[Extracts from a graphics dataset]
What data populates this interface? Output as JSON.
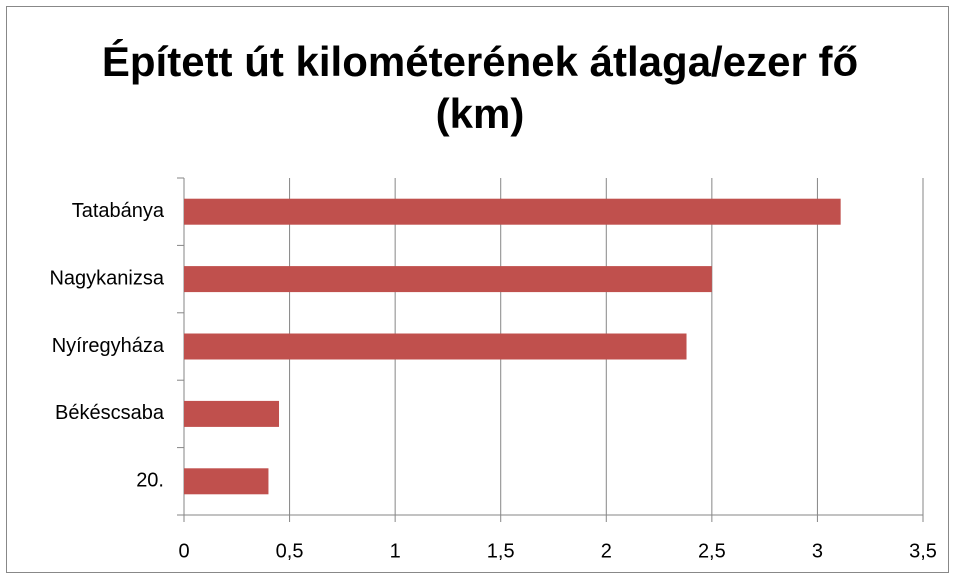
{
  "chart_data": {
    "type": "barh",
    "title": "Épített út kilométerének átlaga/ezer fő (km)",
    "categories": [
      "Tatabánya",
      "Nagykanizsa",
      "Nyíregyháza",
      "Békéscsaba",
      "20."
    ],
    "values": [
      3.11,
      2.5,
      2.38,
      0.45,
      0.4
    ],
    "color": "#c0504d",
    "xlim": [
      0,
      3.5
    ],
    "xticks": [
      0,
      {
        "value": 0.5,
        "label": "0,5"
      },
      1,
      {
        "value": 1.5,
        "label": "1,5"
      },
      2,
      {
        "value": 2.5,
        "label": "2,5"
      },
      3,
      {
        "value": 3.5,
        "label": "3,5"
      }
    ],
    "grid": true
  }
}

WHAT IS NEEDED:
Print all entries exactly. The images do not belong in the copy.

EXERCISE OUTPUT:
What data populates this interface? Output as JSON.
{
  "chart_data": {
    "type": "barh",
    "title": "Épített út kilométerének átlaga/ezer fő (km)",
    "categories": [
      "Tatabánya",
      "Nagykanizsa",
      "Nyíregyháza",
      "Békéscsaba",
      "20."
    ],
    "values": [
      3.11,
      2.5,
      2.38,
      0.45,
      0.4
    ],
    "color": "#c0504d",
    "xlim": [
      0,
      3.5
    ],
    "xticks": [
      0,
      {
        "value": 0.5,
        "label": "0,5"
      },
      1,
      {
        "value": 1.5,
        "label": "1,5"
      },
      2,
      {
        "value": 2.5,
        "label": "2,5"
      },
      3,
      {
        "value": 3.5,
        "label": "3,5"
      }
    ],
    "grid": true
  }
}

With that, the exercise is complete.